• **EXERCISE AIM**
Reproduce every line of the material below word for word, changing nothing.

• **PROVIDED DATA**
* begin *
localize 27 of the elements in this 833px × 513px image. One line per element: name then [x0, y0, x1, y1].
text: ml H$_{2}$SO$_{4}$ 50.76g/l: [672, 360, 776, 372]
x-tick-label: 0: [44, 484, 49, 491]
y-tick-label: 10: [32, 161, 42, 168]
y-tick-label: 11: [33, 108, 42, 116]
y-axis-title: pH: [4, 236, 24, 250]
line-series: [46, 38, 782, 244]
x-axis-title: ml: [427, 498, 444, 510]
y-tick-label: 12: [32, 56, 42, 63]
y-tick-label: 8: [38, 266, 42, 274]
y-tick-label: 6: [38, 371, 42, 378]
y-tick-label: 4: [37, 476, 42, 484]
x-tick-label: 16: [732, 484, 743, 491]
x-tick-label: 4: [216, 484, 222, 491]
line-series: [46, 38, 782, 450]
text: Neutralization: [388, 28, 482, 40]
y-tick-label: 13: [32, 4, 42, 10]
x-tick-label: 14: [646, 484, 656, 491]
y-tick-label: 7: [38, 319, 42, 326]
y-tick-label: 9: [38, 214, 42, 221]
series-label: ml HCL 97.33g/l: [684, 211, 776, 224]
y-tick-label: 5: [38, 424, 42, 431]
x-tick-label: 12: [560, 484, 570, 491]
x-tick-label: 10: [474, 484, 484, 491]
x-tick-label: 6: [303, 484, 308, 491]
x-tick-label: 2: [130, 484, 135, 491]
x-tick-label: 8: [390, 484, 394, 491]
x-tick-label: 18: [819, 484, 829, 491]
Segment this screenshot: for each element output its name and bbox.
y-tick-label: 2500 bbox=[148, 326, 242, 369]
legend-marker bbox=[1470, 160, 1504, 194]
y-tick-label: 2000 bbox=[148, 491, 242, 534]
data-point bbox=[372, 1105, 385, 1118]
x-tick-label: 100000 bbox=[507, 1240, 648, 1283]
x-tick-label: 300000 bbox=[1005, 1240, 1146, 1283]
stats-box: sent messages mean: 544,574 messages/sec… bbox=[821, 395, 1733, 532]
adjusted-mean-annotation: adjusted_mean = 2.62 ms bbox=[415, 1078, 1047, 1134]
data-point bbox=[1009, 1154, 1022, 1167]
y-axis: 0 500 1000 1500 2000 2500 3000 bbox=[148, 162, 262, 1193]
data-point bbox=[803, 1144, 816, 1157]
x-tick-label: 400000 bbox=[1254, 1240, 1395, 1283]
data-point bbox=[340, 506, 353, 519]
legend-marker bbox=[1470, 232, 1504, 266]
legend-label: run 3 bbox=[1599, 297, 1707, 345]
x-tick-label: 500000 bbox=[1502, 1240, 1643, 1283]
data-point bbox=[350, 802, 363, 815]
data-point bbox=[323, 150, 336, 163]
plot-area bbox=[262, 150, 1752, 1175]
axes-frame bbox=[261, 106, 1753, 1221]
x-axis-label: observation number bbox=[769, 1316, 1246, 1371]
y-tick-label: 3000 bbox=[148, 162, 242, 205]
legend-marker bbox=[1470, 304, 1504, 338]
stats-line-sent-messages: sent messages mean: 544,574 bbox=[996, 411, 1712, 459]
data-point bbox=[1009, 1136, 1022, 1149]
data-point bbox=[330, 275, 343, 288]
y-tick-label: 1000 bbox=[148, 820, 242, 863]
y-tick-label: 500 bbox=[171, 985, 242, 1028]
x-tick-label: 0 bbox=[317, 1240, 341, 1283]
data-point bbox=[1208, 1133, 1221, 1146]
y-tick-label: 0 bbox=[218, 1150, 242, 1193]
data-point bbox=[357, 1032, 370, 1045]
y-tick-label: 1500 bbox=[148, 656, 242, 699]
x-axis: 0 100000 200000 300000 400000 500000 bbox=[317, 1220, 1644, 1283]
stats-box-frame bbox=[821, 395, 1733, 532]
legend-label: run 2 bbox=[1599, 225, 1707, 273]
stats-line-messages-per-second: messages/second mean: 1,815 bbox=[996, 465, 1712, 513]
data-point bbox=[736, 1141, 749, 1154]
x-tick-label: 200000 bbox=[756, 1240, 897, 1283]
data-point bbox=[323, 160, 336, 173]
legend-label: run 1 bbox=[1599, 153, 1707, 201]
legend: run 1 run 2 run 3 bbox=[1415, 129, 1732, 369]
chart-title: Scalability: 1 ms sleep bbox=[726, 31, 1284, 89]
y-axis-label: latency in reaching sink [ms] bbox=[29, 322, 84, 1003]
* end *
• **ANSWER TO THIS PROBLEM**
localize 27 of the elements in this 833px × 513px image. One line per element: name then [x0, y0, x1, y1].
text: ml H$_{2}$SO$_{4}$ 50.76g/l: [672, 360, 776, 372]
x-tick-label: 0: [44, 484, 49, 491]
y-tick-label: 10: [32, 161, 42, 168]
y-tick-label: 11: [33, 108, 42, 116]
y-axis-title: pH: [4, 236, 24, 250]
line-series: [46, 38, 782, 244]
x-axis-title: ml: [427, 498, 444, 510]
y-tick-label: 12: [32, 56, 42, 63]
y-tick-label: 8: [38, 266, 42, 274]
y-tick-label: 6: [38, 371, 42, 378]
y-tick-label: 4: [37, 476, 42, 484]
x-tick-label: 16: [732, 484, 743, 491]
x-tick-label: 4: [216, 484, 222, 491]
line-series: [46, 38, 782, 450]
text: Neutralization: [388, 28, 482, 40]
y-tick-label: 13: [32, 4, 42, 10]
x-tick-label: 14: [646, 484, 656, 491]
y-tick-label: 7: [38, 319, 42, 326]
y-tick-label: 9: [38, 214, 42, 221]
series-label: ml HCL 97.33g/l: [684, 211, 776, 224]
y-tick-label: 5: [38, 424, 42, 431]
x-tick-label: 12: [560, 484, 570, 491]
x-tick-label: 10: [474, 484, 484, 491]
x-tick-label: 6: [303, 484, 308, 491]
x-tick-label: 2: [130, 484, 135, 491]
x-tick-label: 8: [390, 484, 394, 491]
x-tick-label: 18: [819, 484, 829, 491]
Segment this screenshot: for each element output its name and bbox.
y-tick-label: 2500 bbox=[148, 326, 242, 369]
legend-marker bbox=[1470, 160, 1504, 194]
y-tick-label: 2000 bbox=[148, 491, 242, 534]
data-point bbox=[372, 1105, 385, 1118]
x-tick-label: 100000 bbox=[507, 1240, 648, 1283]
x-tick-label: 300000 bbox=[1005, 1240, 1146, 1283]
stats-box: sent messages mean: 544,574 messages/sec… bbox=[821, 395, 1733, 532]
adjusted-mean-annotation: adjusted_mean = 2.62 ms bbox=[415, 1078, 1047, 1134]
data-point bbox=[1009, 1154, 1022, 1167]
y-axis: 0 500 1000 1500 2000 2500 3000 bbox=[148, 162, 262, 1193]
data-point bbox=[803, 1144, 816, 1157]
x-tick-label: 400000 bbox=[1254, 1240, 1395, 1283]
data-point bbox=[340, 506, 353, 519]
legend-marker bbox=[1470, 232, 1504, 266]
legend-label: run 3 bbox=[1599, 297, 1707, 345]
x-tick-label: 500000 bbox=[1502, 1240, 1643, 1283]
data-point bbox=[350, 802, 363, 815]
data-point bbox=[323, 150, 336, 163]
plot-area bbox=[262, 150, 1752, 1175]
axes-frame bbox=[261, 106, 1753, 1221]
x-axis-label: observation number bbox=[769, 1316, 1246, 1371]
y-tick-label: 3000 bbox=[148, 162, 242, 205]
legend-marker bbox=[1470, 304, 1504, 338]
stats-line-sent-messages: sent messages mean: 544,574 bbox=[996, 411, 1712, 459]
data-point bbox=[1009, 1136, 1022, 1149]
data-point bbox=[330, 275, 343, 288]
y-tick-label: 1000 bbox=[148, 820, 242, 863]
y-tick-label: 500 bbox=[171, 985, 242, 1028]
x-tick-label: 0 bbox=[317, 1240, 341, 1283]
data-point bbox=[1208, 1133, 1221, 1146]
y-tick-label: 0 bbox=[218, 1150, 242, 1193]
data-point bbox=[357, 1032, 370, 1045]
y-tick-label: 1500 bbox=[148, 656, 242, 699]
x-axis: 0 100000 200000 300000 400000 500000 bbox=[317, 1220, 1644, 1283]
stats-box-frame bbox=[821, 395, 1733, 532]
legend-label: run 2 bbox=[1599, 225, 1707, 273]
stats-line-messages-per-second: messages/second mean: 1,815 bbox=[996, 465, 1712, 513]
data-point bbox=[736, 1141, 749, 1154]
x-tick-label: 200000 bbox=[756, 1240, 897, 1283]
data-point bbox=[323, 160, 336, 173]
legend-label: run 1 bbox=[1599, 153, 1707, 201]
legend: run 1 run 2 run 3 bbox=[1415, 129, 1732, 369]
chart-title: Scalability: 1 ms sleep bbox=[726, 31, 1284, 89]
y-axis-label: latency in reaching sink [ms] bbox=[29, 322, 84, 1003]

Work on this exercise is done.